» Your objective
Each line that follows is to be retyped exactly.
** Begin Given records **
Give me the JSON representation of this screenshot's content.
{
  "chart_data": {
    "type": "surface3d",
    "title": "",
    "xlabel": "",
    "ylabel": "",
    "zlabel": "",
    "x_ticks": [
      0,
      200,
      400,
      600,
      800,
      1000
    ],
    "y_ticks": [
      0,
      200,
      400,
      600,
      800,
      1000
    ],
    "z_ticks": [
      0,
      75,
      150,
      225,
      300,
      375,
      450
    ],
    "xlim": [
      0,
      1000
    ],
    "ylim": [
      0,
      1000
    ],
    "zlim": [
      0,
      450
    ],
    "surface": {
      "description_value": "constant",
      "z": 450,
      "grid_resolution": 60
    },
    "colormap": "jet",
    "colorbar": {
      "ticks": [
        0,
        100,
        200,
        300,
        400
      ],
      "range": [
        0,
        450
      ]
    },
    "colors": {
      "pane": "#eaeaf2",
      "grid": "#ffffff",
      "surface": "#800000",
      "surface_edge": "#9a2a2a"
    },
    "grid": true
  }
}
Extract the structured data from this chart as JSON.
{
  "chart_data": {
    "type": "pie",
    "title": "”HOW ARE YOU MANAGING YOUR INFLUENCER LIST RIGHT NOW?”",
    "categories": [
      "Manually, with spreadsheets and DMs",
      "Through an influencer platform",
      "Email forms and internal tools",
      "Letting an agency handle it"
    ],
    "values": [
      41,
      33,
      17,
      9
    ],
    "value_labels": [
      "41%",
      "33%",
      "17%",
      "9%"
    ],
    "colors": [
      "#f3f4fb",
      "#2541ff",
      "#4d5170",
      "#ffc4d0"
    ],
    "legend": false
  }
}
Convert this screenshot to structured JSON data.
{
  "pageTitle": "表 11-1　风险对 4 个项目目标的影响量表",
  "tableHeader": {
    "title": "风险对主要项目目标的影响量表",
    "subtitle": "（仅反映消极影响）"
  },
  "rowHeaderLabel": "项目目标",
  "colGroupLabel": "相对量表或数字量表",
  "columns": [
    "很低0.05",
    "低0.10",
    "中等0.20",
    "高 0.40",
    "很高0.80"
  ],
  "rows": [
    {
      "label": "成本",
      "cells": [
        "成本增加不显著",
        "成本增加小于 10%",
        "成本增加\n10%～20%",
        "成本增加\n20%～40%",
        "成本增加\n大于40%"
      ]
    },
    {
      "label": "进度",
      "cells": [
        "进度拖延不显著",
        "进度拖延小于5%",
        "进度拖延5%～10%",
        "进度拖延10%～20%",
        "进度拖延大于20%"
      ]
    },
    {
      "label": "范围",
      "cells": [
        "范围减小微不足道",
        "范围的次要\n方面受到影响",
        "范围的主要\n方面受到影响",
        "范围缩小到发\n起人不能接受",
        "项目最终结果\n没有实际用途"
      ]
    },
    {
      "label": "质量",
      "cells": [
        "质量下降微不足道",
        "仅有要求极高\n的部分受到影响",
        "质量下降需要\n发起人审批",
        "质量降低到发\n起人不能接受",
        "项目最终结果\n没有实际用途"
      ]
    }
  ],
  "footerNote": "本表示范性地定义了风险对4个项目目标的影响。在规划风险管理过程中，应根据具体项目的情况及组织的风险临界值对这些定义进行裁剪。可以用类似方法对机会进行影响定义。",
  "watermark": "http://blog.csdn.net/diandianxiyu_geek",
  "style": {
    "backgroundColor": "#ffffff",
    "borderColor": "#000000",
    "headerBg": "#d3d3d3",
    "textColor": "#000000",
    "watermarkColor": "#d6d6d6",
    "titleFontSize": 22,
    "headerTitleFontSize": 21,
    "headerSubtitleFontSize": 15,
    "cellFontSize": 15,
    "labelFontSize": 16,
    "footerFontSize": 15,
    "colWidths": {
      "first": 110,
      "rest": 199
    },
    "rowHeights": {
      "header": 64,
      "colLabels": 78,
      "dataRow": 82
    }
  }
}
** End Given records **
» Result below
Give me the JSON representation of this screenshot's content.
{
  "chart_data": {
    "type": "surface3d",
    "title": "",
    "xlabel": "",
    "ylabel": "",
    "zlabel": "",
    "x_ticks": [
      0,
      200,
      400,
      600,
      800,
      1000
    ],
    "y_ticks": [
      0,
      200,
      400,
      600,
      800,
      1000
    ],
    "z_ticks": [
      0,
      75,
      150,
      225,
      300,
      375,
      450
    ],
    "xlim": [
      0,
      1000
    ],
    "ylim": [
      0,
      1000
    ],
    "zlim": [
      0,
      450
    ],
    "surface": {
      "description_value": "constant",
      "z": 450,
      "grid_resolution": 60
    },
    "colormap": "jet",
    "colorbar": {
      "ticks": [
        0,
        100,
        200,
        300,
        400
      ],
      "range": [
        0,
        450
      ]
    },
    "colors": {
      "pane": "#eaeaf2",
      "grid": "#ffffff",
      "surface": "#800000",
      "surface_edge": "#9a2a2a"
    },
    "grid": true
  }
}
Extract the structured data from this chart as JSON.
{
  "chart_data": {
    "type": "pie",
    "title": "”HOW ARE YOU MANAGING YOUR INFLUENCER LIST RIGHT NOW?”",
    "categories": [
      "Manually, with spreadsheets and DMs",
      "Through an influencer platform",
      "Email forms and internal tools",
      "Letting an agency handle it"
    ],
    "values": [
      41,
      33,
      17,
      9
    ],
    "value_labels": [
      "41%",
      "33%",
      "17%",
      "9%"
    ],
    "colors": [
      "#f3f4fb",
      "#2541ff",
      "#4d5170",
      "#ffc4d0"
    ],
    "legend": false
  }
}
Convert this screenshot to structured JSON data.
{
  "pageTitle": "表 11-1　风险对 4 个项目目标的影响量表",
  "tableHeader": {
    "title": "风险对主要项目目标的影响量表",
    "subtitle": "（仅反映消极影响）"
  },
  "rowHeaderLabel": "项目目标",
  "colGroupLabel": "相对量表或数字量表",
  "columns": [
    "很低0.05",
    "低0.10",
    "中等0.20",
    "高 0.40",
    "很高0.80"
  ],
  "rows": [
    {
      "label": "成本",
      "cells": [
        "成本增加不显著",
        "成本增加小于 10%",
        "成本增加\n10%～20%",
        "成本增加\n20%～40%",
        "成本增加\n大于40%"
      ]
    },
    {
      "label": "进度",
      "cells": [
        "进度拖延不显著",
        "进度拖延小于5%",
        "进度拖延5%～10%",
        "进度拖延10%～20%",
        "进度拖延大于20%"
      ]
    },
    {
      "label": "范围",
      "cells": [
        "范围减小微不足道",
        "范围的次要\n方面受到影响",
        "范围的主要\n方面受到影响",
        "范围缩小到发\n起人不能接受",
        "项目最终结果\n没有实际用途"
      ]
    },
    {
      "label": "质量",
      "cells": [
        "质量下降微不足道",
        "仅有要求极高\n的部分受到影响",
        "质量下降需要\n发起人审批",
        "质量降低到发\n起人不能接受",
        "项目最终结果\n没有实际用途"
      ]
    }
  ],
  "footerNote": "本表示范性地定义了风险对4个项目目标的影响。在规划风险管理过程中，应根据具体项目的情况及组织的风险临界值对这些定义进行裁剪。可以用类似方法对机会进行影响定义。",
  "watermark": "http://blog.csdn.net/diandianxiyu_geek",
  "style": {
    "backgroundColor": "#ffffff",
    "borderColor": "#000000",
    "headerBg": "#d3d3d3",
    "textColor": "#000000",
    "watermarkColor": "#d6d6d6",
    "titleFontSize": 22,
    "headerTitleFontSize": 21,
    "headerSubtitleFontSize": 15,
    "cellFontSize": 15,
    "labelFontSize": 16,
    "footerFontSize": 15,
    "colWidths": {
      "first": 110,
      "rest": 199
    },
    "rowHeights": {
      "header": 64,
      "colLabels": 78,
      "dataRow": 82
    }
  }
}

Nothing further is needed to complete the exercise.